> [Supplied data]
☆ ☆ ☆
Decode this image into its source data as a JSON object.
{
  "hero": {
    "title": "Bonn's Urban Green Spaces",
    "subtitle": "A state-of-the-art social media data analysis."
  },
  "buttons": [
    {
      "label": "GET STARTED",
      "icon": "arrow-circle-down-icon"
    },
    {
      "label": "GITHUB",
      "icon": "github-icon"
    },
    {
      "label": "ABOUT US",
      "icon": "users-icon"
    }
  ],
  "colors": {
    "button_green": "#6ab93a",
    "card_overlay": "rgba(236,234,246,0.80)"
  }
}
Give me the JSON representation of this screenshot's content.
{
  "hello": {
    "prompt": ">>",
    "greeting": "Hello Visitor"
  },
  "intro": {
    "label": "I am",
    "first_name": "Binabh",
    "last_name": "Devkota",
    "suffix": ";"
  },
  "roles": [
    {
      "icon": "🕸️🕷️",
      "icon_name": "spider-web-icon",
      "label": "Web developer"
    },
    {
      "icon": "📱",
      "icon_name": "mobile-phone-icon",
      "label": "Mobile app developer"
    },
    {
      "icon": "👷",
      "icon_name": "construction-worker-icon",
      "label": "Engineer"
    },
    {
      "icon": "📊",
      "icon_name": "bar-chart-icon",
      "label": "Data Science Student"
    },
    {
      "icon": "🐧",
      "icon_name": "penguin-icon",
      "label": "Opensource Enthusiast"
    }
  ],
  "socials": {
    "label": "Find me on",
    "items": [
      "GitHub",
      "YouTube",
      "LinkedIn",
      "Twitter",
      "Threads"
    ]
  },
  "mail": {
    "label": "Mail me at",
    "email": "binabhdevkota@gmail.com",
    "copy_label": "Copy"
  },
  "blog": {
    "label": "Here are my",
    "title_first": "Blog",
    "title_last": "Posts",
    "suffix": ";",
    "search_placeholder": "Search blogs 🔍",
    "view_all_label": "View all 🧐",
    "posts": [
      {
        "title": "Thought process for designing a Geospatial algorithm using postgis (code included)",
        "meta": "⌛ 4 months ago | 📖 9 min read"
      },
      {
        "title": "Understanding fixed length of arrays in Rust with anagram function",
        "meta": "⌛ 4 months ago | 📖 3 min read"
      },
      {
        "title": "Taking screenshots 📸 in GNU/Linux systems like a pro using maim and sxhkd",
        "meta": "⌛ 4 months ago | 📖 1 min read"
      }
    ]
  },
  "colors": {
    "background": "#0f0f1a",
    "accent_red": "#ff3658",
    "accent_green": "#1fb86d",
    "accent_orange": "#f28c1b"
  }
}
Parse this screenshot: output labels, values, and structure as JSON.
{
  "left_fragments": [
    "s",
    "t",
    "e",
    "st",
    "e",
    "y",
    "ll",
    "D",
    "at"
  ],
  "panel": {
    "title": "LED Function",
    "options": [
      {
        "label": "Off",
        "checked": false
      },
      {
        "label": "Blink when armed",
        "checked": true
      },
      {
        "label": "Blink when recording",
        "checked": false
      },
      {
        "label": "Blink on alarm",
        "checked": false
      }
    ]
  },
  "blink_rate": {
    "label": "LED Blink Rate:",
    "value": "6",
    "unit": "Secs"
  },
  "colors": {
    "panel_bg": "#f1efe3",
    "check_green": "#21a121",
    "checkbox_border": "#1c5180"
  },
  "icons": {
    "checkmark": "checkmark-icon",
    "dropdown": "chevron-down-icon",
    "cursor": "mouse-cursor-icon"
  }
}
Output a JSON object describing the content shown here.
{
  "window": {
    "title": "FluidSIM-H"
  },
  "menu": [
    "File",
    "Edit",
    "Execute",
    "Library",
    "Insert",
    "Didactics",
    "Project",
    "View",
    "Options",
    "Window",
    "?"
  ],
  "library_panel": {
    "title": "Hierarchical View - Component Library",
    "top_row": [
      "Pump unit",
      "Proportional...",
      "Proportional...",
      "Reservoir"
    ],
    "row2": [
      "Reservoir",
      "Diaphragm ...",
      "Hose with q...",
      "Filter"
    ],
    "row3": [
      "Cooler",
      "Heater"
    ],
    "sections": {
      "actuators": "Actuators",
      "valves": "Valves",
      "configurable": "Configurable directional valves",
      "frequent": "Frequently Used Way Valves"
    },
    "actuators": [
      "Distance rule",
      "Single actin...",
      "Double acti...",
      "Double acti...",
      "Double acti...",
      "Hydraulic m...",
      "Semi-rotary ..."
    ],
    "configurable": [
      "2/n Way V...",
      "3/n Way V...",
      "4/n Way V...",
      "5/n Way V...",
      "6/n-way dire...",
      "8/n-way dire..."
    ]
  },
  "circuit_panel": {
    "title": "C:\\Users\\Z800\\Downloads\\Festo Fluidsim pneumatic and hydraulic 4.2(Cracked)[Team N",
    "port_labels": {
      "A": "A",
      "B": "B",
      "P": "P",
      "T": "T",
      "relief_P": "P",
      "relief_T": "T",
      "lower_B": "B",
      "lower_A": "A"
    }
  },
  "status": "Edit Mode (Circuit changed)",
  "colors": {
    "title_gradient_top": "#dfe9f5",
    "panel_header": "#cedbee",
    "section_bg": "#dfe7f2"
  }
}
☆ ☆ ☆
From the first line to the last, retype the data exactly.

Decode this image into its source data as a JSON object.
{
  "hero": {
    "title": "Bonn's Urban Green Spaces",
    "subtitle": "A state-of-the-art social media data analysis."
  },
  "buttons": [
    {
      "label": "GET STARTED",
      "icon": "arrow-circle-down-icon"
    },
    {
      "label": "GITHUB",
      "icon": "github-icon"
    },
    {
      "label": "ABOUT US",
      "icon": "users-icon"
    }
  ],
  "colors": {
    "button_green": "#6ab93a",
    "card_overlay": "rgba(236,234,246,0.80)"
  }
}
Give me the JSON representation of this screenshot's content.
{
  "hello": {
    "prompt": ">>",
    "greeting": "Hello Visitor"
  },
  "intro": {
    "label": "I am",
    "first_name": "Binabh",
    "last_name": "Devkota",
    "suffix": ";"
  },
  "roles": [
    {
      "icon": "🕸️🕷️",
      "icon_name": "spider-web-icon",
      "label": "Web developer"
    },
    {
      "icon": "📱",
      "icon_name": "mobile-phone-icon",
      "label": "Mobile app developer"
    },
    {
      "icon": "👷",
      "icon_name": "construction-worker-icon",
      "label": "Engineer"
    },
    {
      "icon": "📊",
      "icon_name": "bar-chart-icon",
      "label": "Data Science Student"
    },
    {
      "icon": "🐧",
      "icon_name": "penguin-icon",
      "label": "Opensource Enthusiast"
    }
  ],
  "socials": {
    "label": "Find me on",
    "items": [
      "GitHub",
      "YouTube",
      "LinkedIn",
      "Twitter",
      "Threads"
    ]
  },
  "mail": {
    "label": "Mail me at",
    "email": "binabhdevkota@gmail.com",
    "copy_label": "Copy"
  },
  "blog": {
    "label": "Here are my",
    "title_first": "Blog",
    "title_last": "Posts",
    "suffix": ";",
    "search_placeholder": "Search blogs 🔍",
    "view_all_label": "View all 🧐",
    "posts": [
      {
        "title": "Thought process for designing a Geospatial algorithm using postgis (code included)",
        "meta": "⌛ 4 months ago | 📖 9 min read"
      },
      {
        "title": "Understanding fixed length of arrays in Rust with anagram function",
        "meta": "⌛ 4 months ago | 📖 3 min read"
      },
      {
        "title": "Taking screenshots 📸 in GNU/Linux systems like a pro using maim and sxhkd",
        "meta": "⌛ 4 months ago | 📖 1 min read"
      }
    ]
  },
  "colors": {
    "background": "#0f0f1a",
    "accent_red": "#ff3658",
    "accent_green": "#1fb86d",
    "accent_orange": "#f28c1b"
  }
}
Parse this screenshot: output labels, values, and structure as JSON.
{
  "left_fragments": [
    "s",
    "t",
    "e",
    "st",
    "e",
    "y",
    "ll",
    "D",
    "at"
  ],
  "panel": {
    "title": "LED Function",
    "options": [
      {
        "label": "Off",
        "checked": false
      },
      {
        "label": "Blink when armed",
        "checked": true
      },
      {
        "label": "Blink when recording",
        "checked": false
      },
      {
        "label": "Blink on alarm",
        "checked": false
      }
    ]
  },
  "blink_rate": {
    "label": "LED Blink Rate:",
    "value": "6",
    "unit": "Secs"
  },
  "colors": {
    "panel_bg": "#f1efe3",
    "check_green": "#21a121",
    "checkbox_border": "#1c5180"
  },
  "icons": {
    "checkmark": "checkmark-icon",
    "dropdown": "chevron-down-icon",
    "cursor": "mouse-cursor-icon"
  }
}
Output a JSON object describing the content shown here.
{
  "window": {
    "title": "FluidSIM-H"
  },
  "menu": [
    "File",
    "Edit",
    "Execute",
    "Library",
    "Insert",
    "Didactics",
    "Project",
    "View",
    "Options",
    "Window",
    "?"
  ],
  "library_panel": {
    "title": "Hierarchical View - Component Library",
    "top_row": [
      "Pump unit",
      "Proportional...",
      "Proportional...",
      "Reservoir"
    ],
    "row2": [
      "Reservoir",
      "Diaphragm ...",
      "Hose with q...",
      "Filter"
    ],
    "row3": [
      "Cooler",
      "Heater"
    ],
    "sections": {
      "actuators": "Actuators",
      "valves": "Valves",
      "configurable": "Configurable directional valves",
      "frequent": "Frequently Used Way Valves"
    },
    "actuators": [
      "Distance rule",
      "Single actin...",
      "Double acti...",
      "Double acti...",
      "Double acti...",
      "Hydraulic m...",
      "Semi-rotary ..."
    ],
    "configurable": [
      "2/n Way V...",
      "3/n Way V...",
      "4/n Way V...",
      "5/n Way V...",
      "6/n-way dire...",
      "8/n-way dire..."
    ]
  },
  "circuit_panel": {
    "title": "C:\\Users\\Z800\\Downloads\\Festo Fluidsim pneumatic and hydraulic 4.2(Cracked)[Team N",
    "port_labels": {
      "A": "A",
      "B": "B",
      "P": "P",
      "T": "T",
      "relief_P": "P",
      "relief_T": "T",
      "lower_B": "B",
      "lower_A": "A"
    }
  },
  "status": "Edit Mode (Circuit changed)",
  "colors": {
    "title_gradient_top": "#dfe9f5",
    "panel_header": "#cedbee",
    "section_bg": "#dfe7f2"
  }
}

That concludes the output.